### Task instructions
Omit the pictures and retype only the lines from the one containing "Decode this image" through the end of the listing, both ends included.

[begin Material to process]

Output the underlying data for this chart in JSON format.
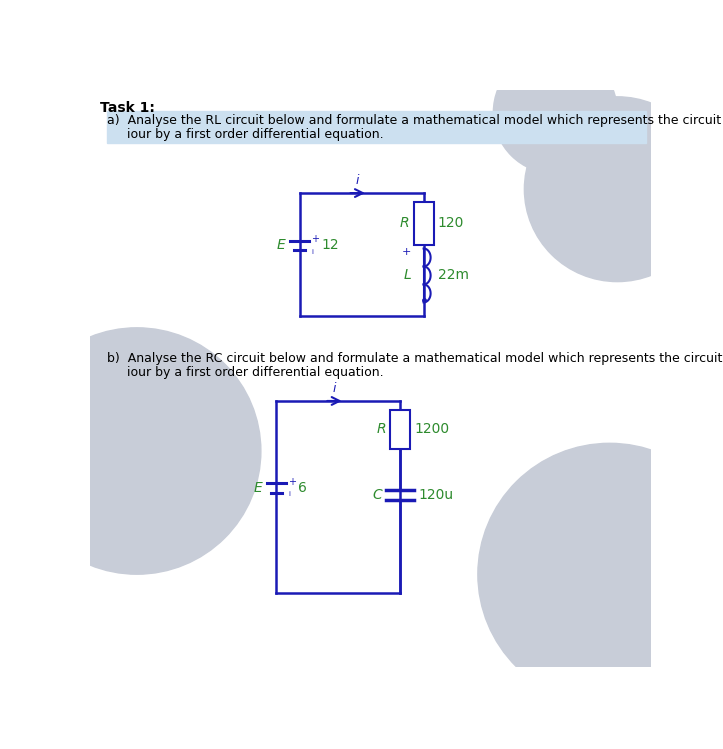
{
  "bg_color": "#ffffff",
  "circuit_color": "#1a1ab5",
  "label_color": "#2e8b2e",
  "text_color": "#000000",
  "title": "Task 1:",
  "part_a_line1": "a)  Analyse the RL circuit below and formulate a mathematical model which represents the circuit behav-",
  "part_a_line2": "     iour by a first order differential equation.",
  "part_b_line1": "b)  Analyse the RC circuit below and formulate a mathematical model which represents the circuit behav-",
  "part_b_line2": "     iour by a first order differential equation.",
  "rl_E_label": "E",
  "rl_E_value": "12",
  "rl_R_label": "R",
  "rl_R_value": "120",
  "rl_L_label": "L",
  "rl_L_value": "22m",
  "rl_i_label": "i",
  "rc_E_label": "E",
  "rc_E_value": "6",
  "rc_R_label": "R",
  "rc_R_value": "1200",
  "rc_C_label": "C",
  "rc_C_value": "120u",
  "rc_i_label": "i",
  "gray_color": "#c8cdd8"
}
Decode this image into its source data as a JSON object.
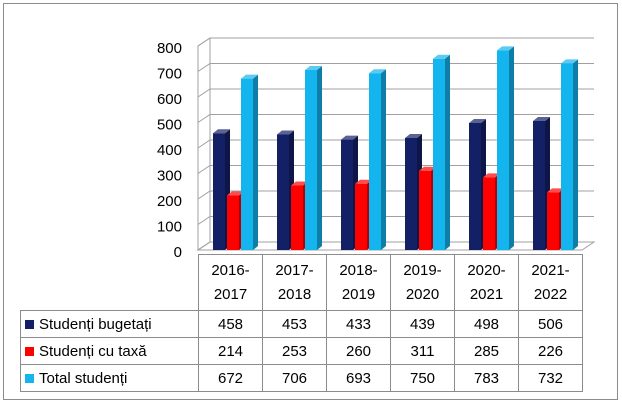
{
  "chart_data": {
    "type": "bar",
    "categories": [
      "2016-2017",
      "2017-2018",
      "2018-2019",
      "2019-2020",
      "2020-2021",
      "2021-2022"
    ],
    "series": [
      {
        "name": "Studenți bugetați",
        "color": "#142066",
        "values": [
          458,
          453,
          433,
          439,
          498,
          506
        ]
      },
      {
        "name": "Studenți cu taxă",
        "color": "#ff0000",
        "values": [
          214,
          253,
          260,
          311,
          285,
          226
        ]
      },
      {
        "name": "Total studenți",
        "color": "#14b4ee",
        "values": [
          672,
          706,
          693,
          750,
          783,
          732
        ]
      }
    ],
    "ylim": [
      0,
      800
    ],
    "yticks": [
      0,
      100,
      200,
      300,
      400,
      500,
      600,
      700,
      800
    ],
    "grid": true
  }
}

[end Material to process]

### Written solution
Decode this image into its source data as a JSON object.
{
  "chart_data": {
    "type": "bar",
    "categories": [
      "2016-2017",
      "2017-2018",
      "2018-2019",
      "2019-2020",
      "2020-2021",
      "2021-2022"
    ],
    "series": [
      {
        "name": "Studenți bugetați",
        "color": "#142066",
        "values": [
          458,
          453,
          433,
          439,
          498,
          506
        ]
      },
      {
        "name": "Studenți cu taxă",
        "color": "#ff0000",
        "values": [
          214,
          253,
          260,
          311,
          285,
          226
        ]
      },
      {
        "name": "Total studenți",
        "color": "#14b4ee",
        "values": [
          672,
          706,
          693,
          750,
          783,
          732
        ]
      }
    ],
    "ylim": [
      0,
      800
    ],
    "yticks": [
      0,
      100,
      200,
      300,
      400,
      500,
      600,
      700,
      800
    ],
    "grid": true
  }
}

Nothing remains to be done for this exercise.